**TASK REQUIREMENTS**
In the lines that start with the one containing "data-point bbox=[245, 219, 251, 225]" and end with the one containing "x-tick-label: 2011 bbox=[241, 326, 256, 333]", swap "x-tick-label" for "x-axis-label". Write out only those lines, with nothing else changed.

(Page element annotations)
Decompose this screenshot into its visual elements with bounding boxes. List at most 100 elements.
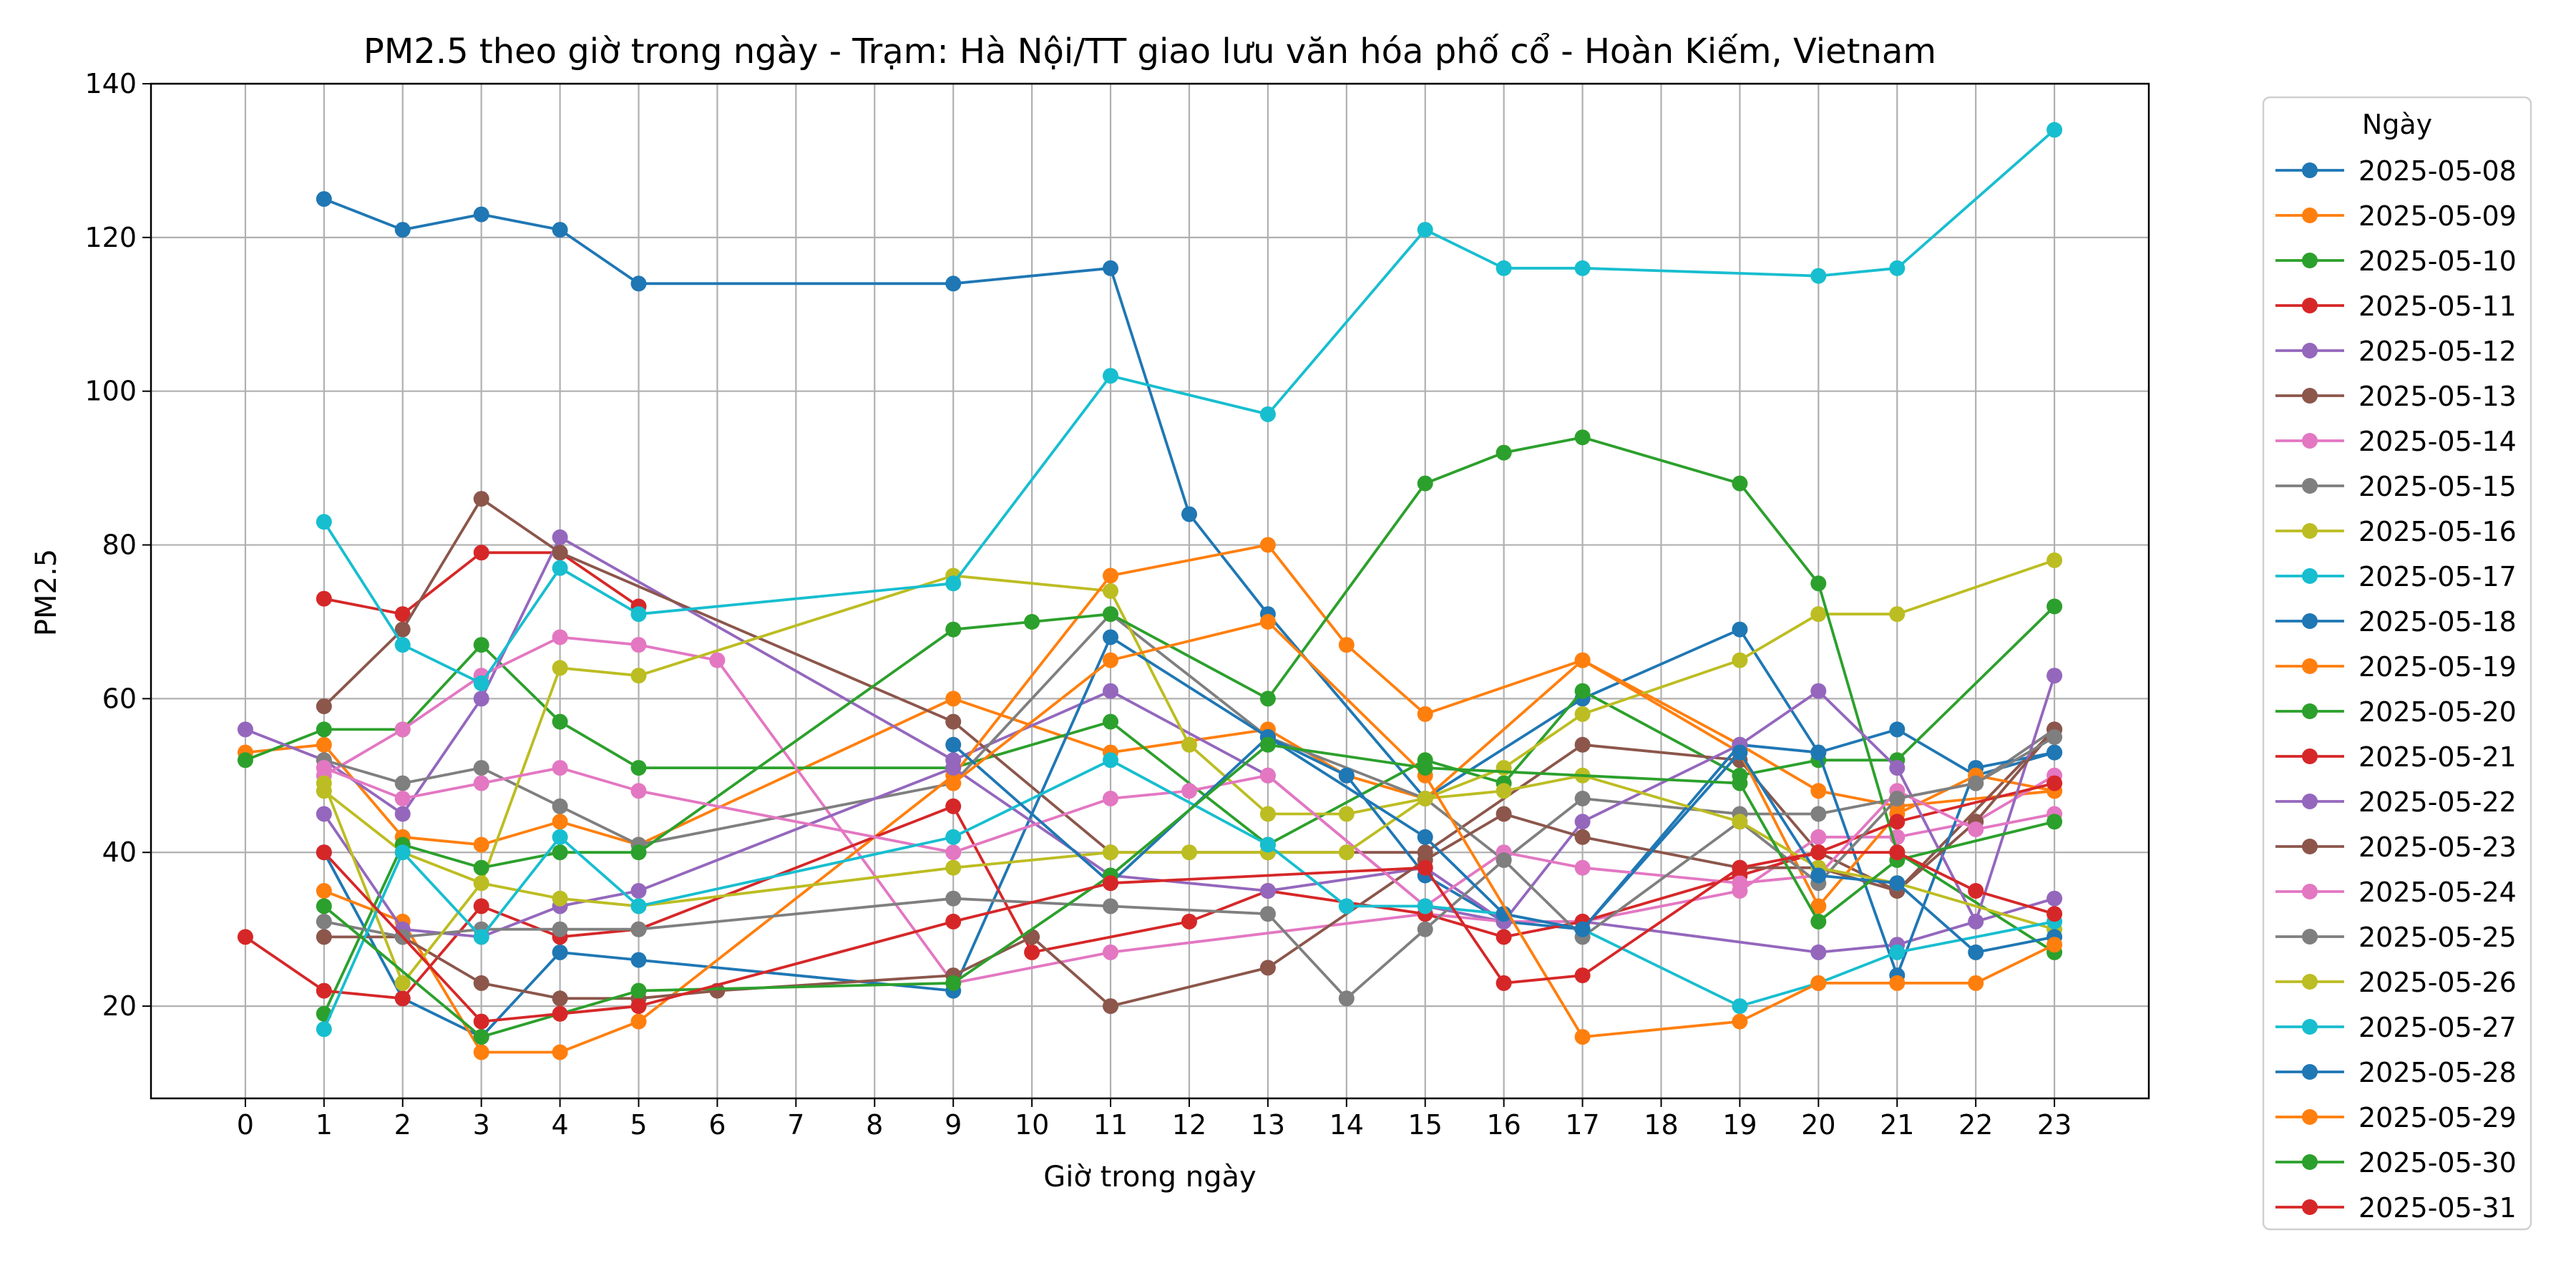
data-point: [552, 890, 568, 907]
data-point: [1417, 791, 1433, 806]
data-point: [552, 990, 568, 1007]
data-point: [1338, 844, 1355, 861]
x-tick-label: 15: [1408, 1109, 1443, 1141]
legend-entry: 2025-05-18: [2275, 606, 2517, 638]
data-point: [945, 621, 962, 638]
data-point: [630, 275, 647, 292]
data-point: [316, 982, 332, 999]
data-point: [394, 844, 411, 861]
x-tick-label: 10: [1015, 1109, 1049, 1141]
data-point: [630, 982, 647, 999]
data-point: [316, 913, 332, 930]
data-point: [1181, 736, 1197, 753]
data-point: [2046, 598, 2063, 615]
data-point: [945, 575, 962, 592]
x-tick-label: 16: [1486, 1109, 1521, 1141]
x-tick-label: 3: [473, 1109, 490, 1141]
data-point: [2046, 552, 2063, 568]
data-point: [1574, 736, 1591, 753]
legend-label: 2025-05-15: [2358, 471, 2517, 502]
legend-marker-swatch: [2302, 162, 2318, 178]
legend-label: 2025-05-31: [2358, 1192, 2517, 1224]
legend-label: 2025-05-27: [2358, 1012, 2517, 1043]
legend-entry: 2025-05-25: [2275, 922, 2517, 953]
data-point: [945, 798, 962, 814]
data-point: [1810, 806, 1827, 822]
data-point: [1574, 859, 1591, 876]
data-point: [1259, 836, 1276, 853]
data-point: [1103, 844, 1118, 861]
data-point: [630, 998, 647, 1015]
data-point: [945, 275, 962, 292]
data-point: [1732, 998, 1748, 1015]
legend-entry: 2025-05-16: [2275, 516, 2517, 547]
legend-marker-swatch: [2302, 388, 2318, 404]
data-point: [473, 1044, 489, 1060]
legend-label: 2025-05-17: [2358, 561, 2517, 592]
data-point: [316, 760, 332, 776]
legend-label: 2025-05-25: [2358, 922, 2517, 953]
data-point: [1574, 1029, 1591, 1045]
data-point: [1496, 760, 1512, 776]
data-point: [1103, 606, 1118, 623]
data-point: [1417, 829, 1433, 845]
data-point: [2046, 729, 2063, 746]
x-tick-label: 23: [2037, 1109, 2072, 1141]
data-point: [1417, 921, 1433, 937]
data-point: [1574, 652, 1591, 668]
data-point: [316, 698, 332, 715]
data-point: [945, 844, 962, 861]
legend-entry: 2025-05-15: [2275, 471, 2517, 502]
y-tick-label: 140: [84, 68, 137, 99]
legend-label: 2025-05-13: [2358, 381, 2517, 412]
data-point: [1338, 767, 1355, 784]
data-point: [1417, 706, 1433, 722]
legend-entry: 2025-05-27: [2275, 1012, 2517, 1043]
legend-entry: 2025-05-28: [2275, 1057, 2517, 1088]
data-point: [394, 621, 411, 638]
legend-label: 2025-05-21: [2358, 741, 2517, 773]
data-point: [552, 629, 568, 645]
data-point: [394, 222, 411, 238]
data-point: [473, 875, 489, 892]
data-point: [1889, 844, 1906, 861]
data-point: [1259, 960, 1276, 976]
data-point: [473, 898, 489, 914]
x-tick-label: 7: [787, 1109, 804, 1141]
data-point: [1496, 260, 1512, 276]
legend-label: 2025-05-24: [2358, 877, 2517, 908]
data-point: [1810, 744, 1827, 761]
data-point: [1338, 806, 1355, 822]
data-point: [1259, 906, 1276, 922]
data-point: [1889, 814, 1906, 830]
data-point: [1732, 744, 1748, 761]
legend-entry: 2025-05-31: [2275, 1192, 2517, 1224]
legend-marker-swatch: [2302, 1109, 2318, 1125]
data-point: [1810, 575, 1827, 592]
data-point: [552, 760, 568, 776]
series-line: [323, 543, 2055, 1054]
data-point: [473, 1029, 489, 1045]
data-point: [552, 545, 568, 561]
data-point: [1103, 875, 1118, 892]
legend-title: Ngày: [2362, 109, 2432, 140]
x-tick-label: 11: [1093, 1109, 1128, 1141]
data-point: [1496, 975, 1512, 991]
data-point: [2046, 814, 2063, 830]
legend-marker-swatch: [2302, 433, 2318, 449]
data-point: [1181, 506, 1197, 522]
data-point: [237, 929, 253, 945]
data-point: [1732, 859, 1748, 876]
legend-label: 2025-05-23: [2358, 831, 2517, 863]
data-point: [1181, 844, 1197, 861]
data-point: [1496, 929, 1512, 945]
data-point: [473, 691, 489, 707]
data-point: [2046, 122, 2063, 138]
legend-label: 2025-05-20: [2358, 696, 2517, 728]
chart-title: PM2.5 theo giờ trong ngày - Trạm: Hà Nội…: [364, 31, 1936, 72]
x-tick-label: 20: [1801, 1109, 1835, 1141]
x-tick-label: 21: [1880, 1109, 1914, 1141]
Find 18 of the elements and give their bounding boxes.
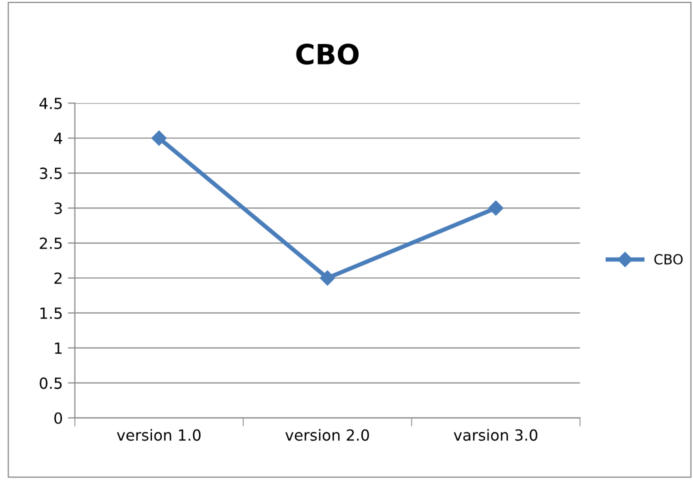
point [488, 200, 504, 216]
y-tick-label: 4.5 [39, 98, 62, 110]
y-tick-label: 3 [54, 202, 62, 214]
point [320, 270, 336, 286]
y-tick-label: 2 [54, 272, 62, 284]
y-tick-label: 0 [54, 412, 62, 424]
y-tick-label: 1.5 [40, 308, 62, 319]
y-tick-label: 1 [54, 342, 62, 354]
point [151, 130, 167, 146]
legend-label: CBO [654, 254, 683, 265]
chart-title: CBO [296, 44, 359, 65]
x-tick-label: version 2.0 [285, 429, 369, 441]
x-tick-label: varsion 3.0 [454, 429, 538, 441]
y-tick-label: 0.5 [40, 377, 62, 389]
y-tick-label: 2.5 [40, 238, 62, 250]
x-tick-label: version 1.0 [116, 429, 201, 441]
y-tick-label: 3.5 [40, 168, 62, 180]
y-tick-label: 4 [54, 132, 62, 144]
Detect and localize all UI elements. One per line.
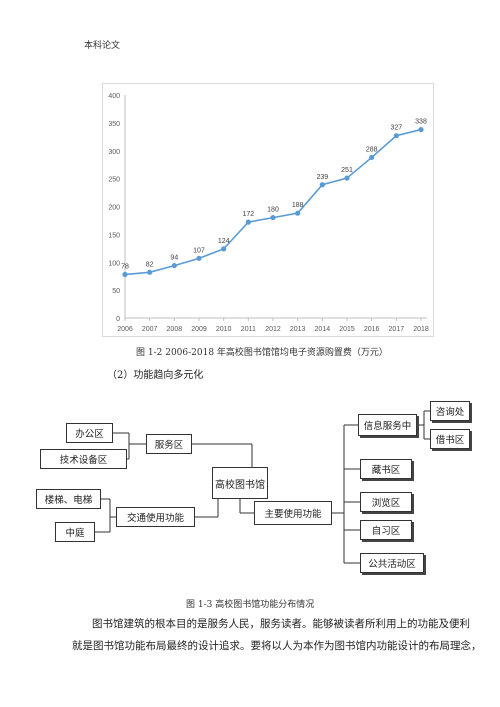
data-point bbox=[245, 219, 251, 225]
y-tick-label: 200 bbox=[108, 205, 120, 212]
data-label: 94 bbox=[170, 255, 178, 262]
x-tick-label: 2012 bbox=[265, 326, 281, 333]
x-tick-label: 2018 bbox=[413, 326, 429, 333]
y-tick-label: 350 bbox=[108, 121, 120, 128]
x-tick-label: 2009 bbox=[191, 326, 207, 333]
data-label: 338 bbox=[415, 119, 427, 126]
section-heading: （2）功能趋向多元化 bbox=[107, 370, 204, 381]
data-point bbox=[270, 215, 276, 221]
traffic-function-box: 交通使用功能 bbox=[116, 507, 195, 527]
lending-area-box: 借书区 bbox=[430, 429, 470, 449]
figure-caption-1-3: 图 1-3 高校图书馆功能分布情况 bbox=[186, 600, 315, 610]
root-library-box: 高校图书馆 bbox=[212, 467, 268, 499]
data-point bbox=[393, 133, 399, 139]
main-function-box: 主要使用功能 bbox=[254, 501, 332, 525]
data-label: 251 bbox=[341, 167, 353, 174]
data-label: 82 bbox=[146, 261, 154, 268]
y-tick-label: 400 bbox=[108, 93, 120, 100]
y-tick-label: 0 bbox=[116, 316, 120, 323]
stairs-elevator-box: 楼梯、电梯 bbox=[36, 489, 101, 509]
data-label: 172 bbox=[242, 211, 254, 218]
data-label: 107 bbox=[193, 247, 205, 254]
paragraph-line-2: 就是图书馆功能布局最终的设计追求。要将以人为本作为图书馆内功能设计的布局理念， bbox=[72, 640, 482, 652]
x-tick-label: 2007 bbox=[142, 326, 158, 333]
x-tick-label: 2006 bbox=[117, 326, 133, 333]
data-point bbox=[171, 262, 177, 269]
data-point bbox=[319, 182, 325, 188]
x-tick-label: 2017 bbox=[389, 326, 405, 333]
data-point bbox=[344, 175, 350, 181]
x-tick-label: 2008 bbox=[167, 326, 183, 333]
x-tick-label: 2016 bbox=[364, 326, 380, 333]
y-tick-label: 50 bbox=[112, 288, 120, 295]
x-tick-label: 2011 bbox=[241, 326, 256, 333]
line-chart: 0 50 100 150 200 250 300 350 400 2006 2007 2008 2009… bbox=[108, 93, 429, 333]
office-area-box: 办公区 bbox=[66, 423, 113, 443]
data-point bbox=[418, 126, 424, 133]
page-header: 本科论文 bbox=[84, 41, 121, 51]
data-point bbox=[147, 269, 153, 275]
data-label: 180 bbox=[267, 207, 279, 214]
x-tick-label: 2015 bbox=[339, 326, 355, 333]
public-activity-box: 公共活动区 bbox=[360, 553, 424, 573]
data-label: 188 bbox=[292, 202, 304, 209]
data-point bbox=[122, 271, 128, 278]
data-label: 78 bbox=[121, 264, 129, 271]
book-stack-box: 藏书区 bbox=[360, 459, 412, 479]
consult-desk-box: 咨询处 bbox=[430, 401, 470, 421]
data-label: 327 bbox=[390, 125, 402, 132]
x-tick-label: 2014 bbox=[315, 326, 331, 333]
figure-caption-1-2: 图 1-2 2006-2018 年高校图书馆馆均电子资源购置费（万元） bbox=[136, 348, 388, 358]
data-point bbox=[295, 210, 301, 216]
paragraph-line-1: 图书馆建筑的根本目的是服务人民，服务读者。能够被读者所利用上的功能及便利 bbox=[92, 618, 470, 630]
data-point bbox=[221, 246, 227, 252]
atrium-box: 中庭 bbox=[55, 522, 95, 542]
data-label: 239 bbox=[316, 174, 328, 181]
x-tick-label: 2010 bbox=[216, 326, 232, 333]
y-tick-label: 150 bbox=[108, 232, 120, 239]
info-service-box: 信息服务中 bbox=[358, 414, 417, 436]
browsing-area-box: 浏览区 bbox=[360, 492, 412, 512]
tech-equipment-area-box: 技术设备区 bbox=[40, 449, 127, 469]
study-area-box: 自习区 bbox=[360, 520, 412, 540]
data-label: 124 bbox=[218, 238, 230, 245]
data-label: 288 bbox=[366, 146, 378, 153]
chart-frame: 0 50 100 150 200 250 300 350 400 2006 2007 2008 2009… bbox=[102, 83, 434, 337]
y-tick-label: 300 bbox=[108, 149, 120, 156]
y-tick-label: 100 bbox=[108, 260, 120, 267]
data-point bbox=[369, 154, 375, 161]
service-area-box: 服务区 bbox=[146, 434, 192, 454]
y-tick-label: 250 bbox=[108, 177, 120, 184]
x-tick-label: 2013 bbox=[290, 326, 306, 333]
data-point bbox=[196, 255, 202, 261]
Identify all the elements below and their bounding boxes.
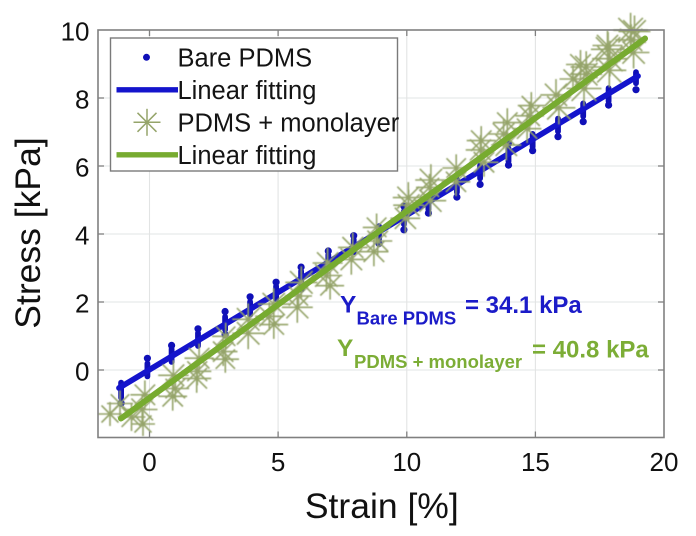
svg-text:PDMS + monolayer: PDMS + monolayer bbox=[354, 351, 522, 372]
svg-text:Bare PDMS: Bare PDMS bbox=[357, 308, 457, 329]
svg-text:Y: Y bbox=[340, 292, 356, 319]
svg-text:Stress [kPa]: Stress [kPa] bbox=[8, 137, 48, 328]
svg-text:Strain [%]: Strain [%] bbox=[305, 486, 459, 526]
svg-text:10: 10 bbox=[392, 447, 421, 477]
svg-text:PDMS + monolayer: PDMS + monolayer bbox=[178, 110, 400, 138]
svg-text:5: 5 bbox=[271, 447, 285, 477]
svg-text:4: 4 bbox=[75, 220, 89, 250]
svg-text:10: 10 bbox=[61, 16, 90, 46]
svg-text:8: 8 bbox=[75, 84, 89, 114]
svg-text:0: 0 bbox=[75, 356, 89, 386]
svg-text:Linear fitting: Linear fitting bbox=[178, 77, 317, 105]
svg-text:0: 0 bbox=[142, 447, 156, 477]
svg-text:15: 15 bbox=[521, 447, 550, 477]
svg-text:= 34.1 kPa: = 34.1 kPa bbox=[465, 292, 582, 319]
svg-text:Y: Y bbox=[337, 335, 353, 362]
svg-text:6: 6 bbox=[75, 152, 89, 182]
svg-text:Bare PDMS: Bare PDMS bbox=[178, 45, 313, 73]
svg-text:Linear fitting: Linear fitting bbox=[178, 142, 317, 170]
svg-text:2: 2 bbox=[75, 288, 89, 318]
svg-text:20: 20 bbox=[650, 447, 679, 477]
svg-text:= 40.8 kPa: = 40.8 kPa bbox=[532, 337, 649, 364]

**CORRECT RESULT**
data-point bbox=[245, 219, 251, 225]
y-tick-label: 200 bbox=[108, 205, 120, 212]
data-label: 94 bbox=[170, 255, 178, 262]
x-axis-label: 2012 bbox=[265, 326, 281, 333]
x-axis-label: 2018 bbox=[413, 326, 429, 333]
y-tick-label: 350 bbox=[108, 121, 120, 128]
x-axis-label: 2009 bbox=[191, 326, 207, 333]
data-label: 338 bbox=[415, 119, 427, 126]
section-heading: （2）功能趋向多元化 bbox=[107, 370, 204, 381]
data-point bbox=[270, 215, 276, 221]
traffic-function-box: 交通使用功能 bbox=[116, 507, 195, 527]
lending-area-box: 借书区 bbox=[430, 429, 470, 449]
figure-caption-1-3: 图 1-3 高校图书馆功能分布情况 bbox=[186, 600, 315, 610]
root-library-box: 高校图书馆 bbox=[212, 467, 268, 499]
data-point bbox=[393, 133, 399, 139]
main-function-box: 主要使用功能 bbox=[254, 501, 332, 525]
data-label: 251 bbox=[341, 167, 353, 174]
data-label: 82 bbox=[146, 261, 154, 268]
y-tick-label: 400 bbox=[108, 93, 120, 100]
y-tick-label: 0 bbox=[116, 316, 120, 323]
stairs-elevator-box: 楼梯、电梯 bbox=[36, 489, 101, 509]
data-label: 172 bbox=[242, 211, 254, 218]
data-label: 107 bbox=[193, 247, 205, 254]
paragraph-line-2: 就是图书馆功能布局最终的设计追求。要将以人为本作为图书馆内功能设计的布局理念， bbox=[72, 640, 482, 652]
x-axis-label: 2007 bbox=[142, 326, 158, 333]
x-axis-label: 2006 bbox=[117, 326, 133, 333]
data-point bbox=[171, 262, 177, 269]
data-point bbox=[319, 182, 325, 188]
x-axis-label: 2017 bbox=[389, 326, 405, 333]
data-point bbox=[344, 175, 350, 181]
x-axis-label: 2008 bbox=[167, 326, 183, 333]
x-axis-label: 2016 bbox=[364, 326, 380, 333]
y-tick-label: 50 bbox=[112, 288, 120, 295]
x-axis-label: 2011 bbox=[241, 326, 256, 333]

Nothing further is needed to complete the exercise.